[start ITEMS]

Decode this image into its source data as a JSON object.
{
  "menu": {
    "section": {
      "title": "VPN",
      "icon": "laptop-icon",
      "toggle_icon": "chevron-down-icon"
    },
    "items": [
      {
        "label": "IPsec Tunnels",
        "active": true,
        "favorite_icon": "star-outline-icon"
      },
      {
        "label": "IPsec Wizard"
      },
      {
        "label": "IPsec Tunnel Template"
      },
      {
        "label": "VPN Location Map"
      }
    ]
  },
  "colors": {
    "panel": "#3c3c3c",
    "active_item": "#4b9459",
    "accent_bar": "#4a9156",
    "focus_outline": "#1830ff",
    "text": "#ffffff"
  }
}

[end ITEMS]

SET TASK: Repeat every line of the material exactly as given.

OUTPUT FOR THIS EXERCISE:
Decode this image into its source data as a JSON object.
{
  "menu": {
    "section": {
      "title": "VPN",
      "icon": "laptop-icon",
      "toggle_icon": "chevron-down-icon"
    },
    "items": [
      {
        "label": "IPsec Tunnels",
        "active": true,
        "favorite_icon": "star-outline-icon"
      },
      {
        "label": "IPsec Wizard"
      },
      {
        "label": "IPsec Tunnel Template"
      },
      {
        "label": "VPN Location Map"
      }
    ]
  },
  "colors": {
    "panel": "#3c3c3c",
    "active_item": "#4b9459",
    "accent_bar": "#4a9156",
    "focus_outline": "#1830ff",
    "text": "#ffffff"
  }
}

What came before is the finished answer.